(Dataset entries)
....................

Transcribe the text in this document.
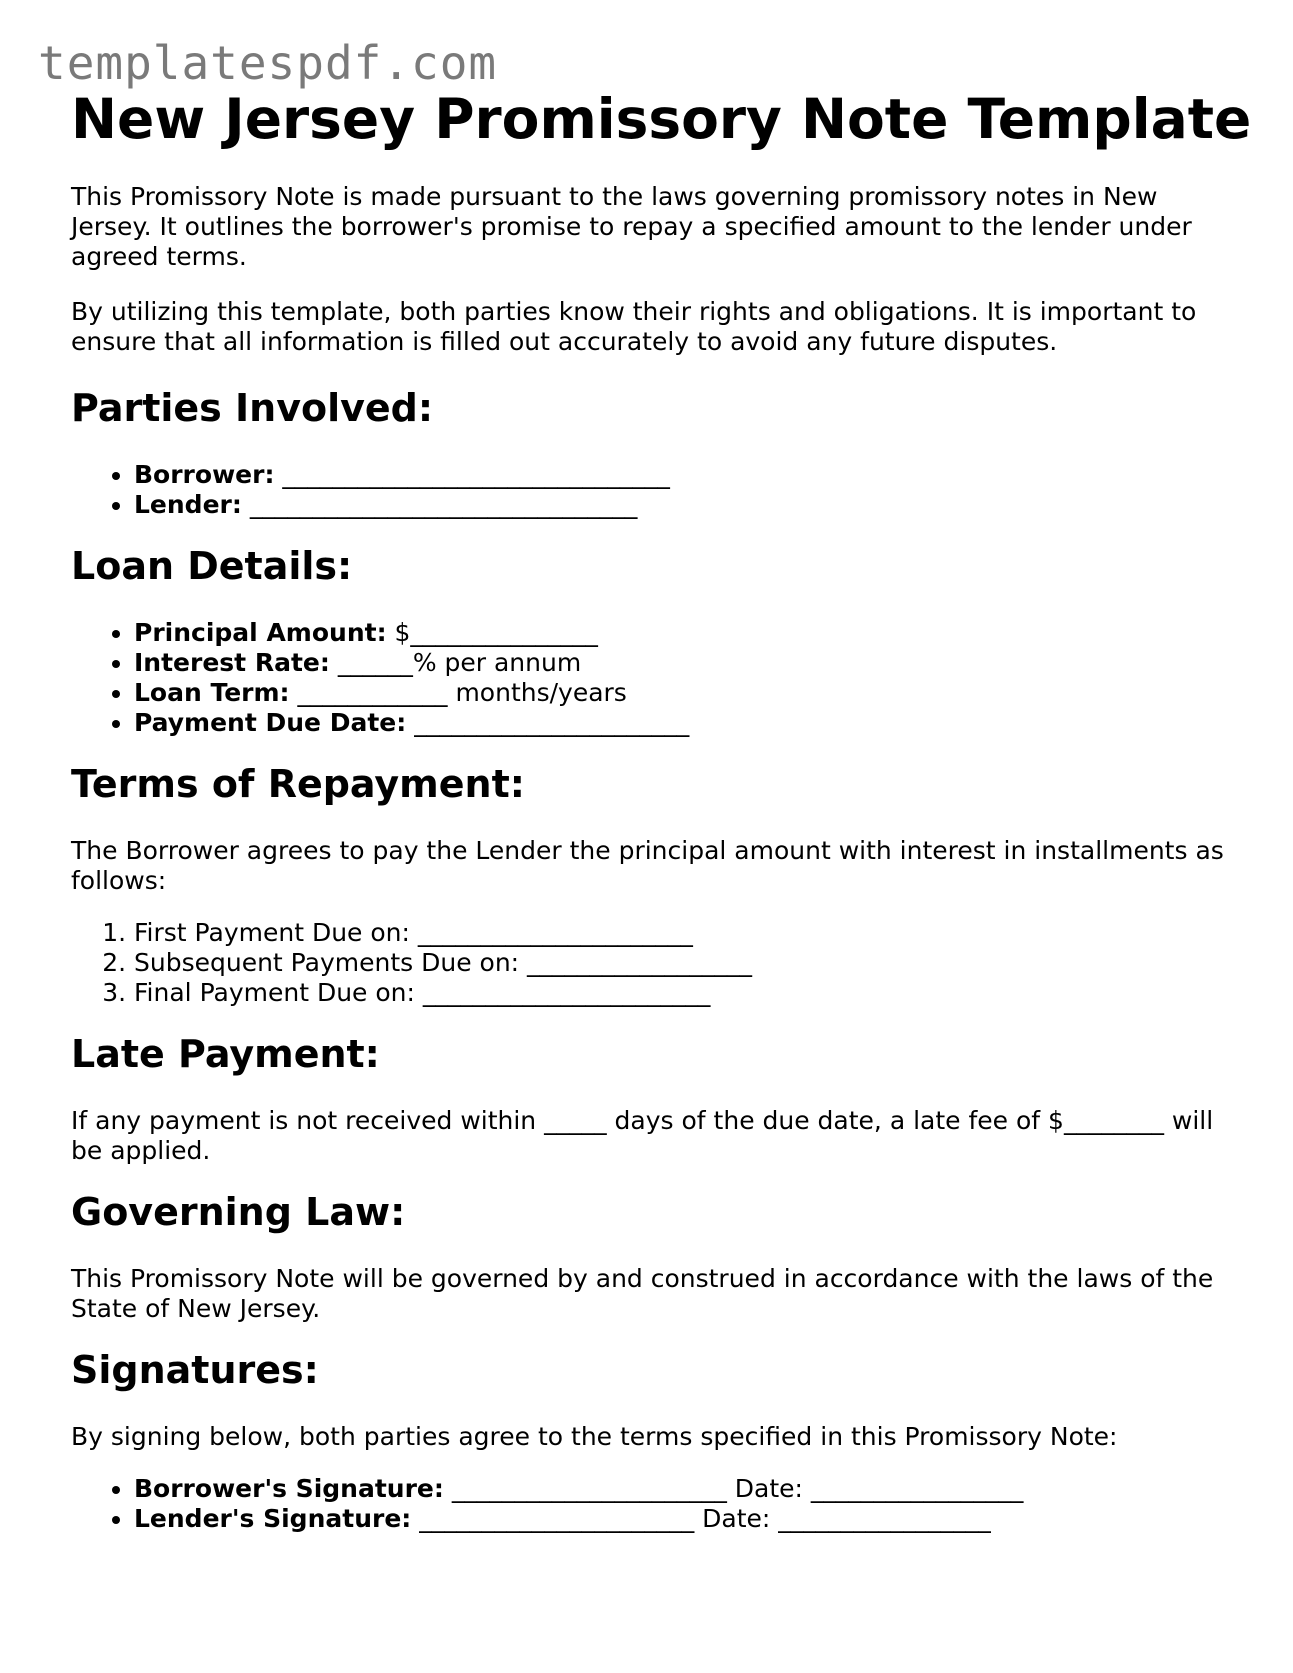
templatespdf.com
New Jersey Promissory Note Template

This Promissory Note is made pursuant to the laws governing promissory notes in New Jersey. It outlines the borrower's promise to repay a specified amount to the lender under agreed terms.

By utilizing this template, both parties know their rights and obligations. It is important to ensure that all information is filled out accurately to avoid any future disputes.

Parties Involved:
• Borrower: _______________________________
• Lender: _______________________________
Loan Details:
• Principal Amount: $_______________
• Interest Rate: ______% per annum
• Loan Term: ____________ months/years
• Payment Due Date: ______________________
Terms of Repayment:

The Borrower agrees to pay the Lender the principal amount with interest in installments as follows:

1. First Payment Due on: ______________________
2. Subsequent Payments Due on: __________________
3. Final Payment Due on: _______________________
Late Payment:

If any payment is not received within _____ days of the due date, a late fee of $________ will be applied.

Governing Law:

This Promissory Note will be governed by and construed in accordance with the laws of the State of New Jersey.

Signatures:

By signing below, both parties agree to the terms specified in this Promissory Note:

• Borrower's Signature: ______________________ Date: _________________
• Lender's Signature: ______________________ Date: _________________
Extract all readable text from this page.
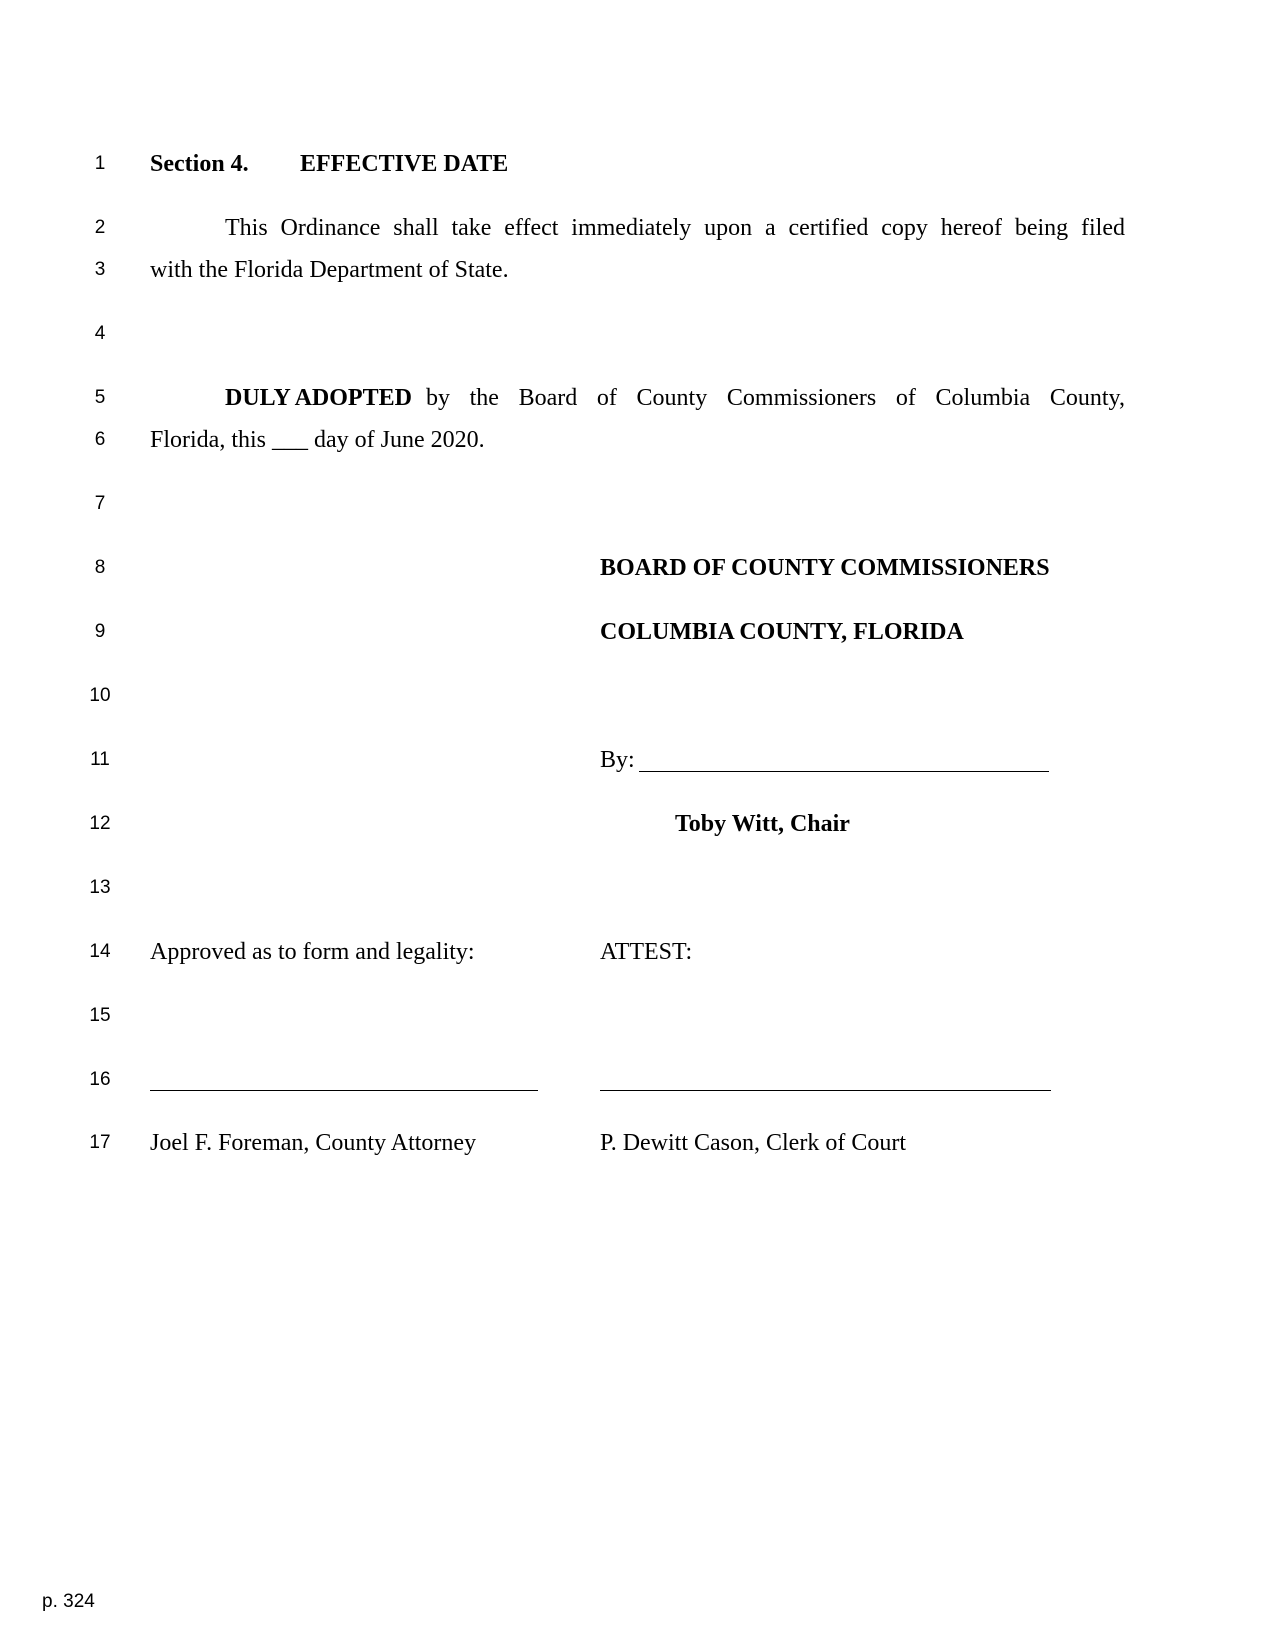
1
2
3
4
5
6
7
8
9
10
11
12
13
14
15
16
17
Section 4. EFFECTIVE DATE
This Ordinance shall take effect immediately upon a certified copy hereof being filed
with the Florida Department of State.
DULY ADOPTED by the Board of County Commissioners of Columbia County,
Florida, this ___ day of June 2020.
BOARD OF COUNTY COMMISSIONERS
COLUMBIA COUNTY, FLORIDA
By:
Toby Witt, Chair
Approved as to form and legality:	ATTEST:
Joel F. Foreman, County Attorney	P. Dewitt Cason, Clerk of Court
p. 324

....................

Exercise: Using the listing above, list every line in which the string "Loan" occurs.

Reply:
Loan Details:
• Loan Term: ____________ months/years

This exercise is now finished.